Return each line of the listing that contains the string "name".

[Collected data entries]

● ● ● ● ●

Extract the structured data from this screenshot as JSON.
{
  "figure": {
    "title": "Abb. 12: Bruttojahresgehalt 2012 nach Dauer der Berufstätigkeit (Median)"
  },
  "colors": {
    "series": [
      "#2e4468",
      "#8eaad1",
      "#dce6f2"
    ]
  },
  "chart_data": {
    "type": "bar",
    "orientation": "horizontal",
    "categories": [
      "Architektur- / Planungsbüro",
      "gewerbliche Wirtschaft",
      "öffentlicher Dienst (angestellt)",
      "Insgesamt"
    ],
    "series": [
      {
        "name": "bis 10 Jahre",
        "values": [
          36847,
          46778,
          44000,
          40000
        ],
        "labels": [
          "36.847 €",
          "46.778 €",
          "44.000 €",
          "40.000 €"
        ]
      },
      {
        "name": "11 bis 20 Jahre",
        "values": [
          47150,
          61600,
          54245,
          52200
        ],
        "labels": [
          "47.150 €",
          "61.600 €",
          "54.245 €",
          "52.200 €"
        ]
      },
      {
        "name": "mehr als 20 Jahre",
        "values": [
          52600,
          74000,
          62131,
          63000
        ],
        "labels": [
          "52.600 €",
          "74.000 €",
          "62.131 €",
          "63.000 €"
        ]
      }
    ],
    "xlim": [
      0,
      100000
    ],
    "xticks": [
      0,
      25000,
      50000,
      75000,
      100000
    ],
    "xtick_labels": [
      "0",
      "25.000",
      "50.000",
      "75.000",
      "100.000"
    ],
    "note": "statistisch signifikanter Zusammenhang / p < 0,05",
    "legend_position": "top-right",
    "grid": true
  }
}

● ● ● ● ●

### EXERCISE OUTPUT:
        "name": "bis 10 Jahre",
        "name": "11 bis 20 Jahre",
        "name": "mehr als 20 Jahre",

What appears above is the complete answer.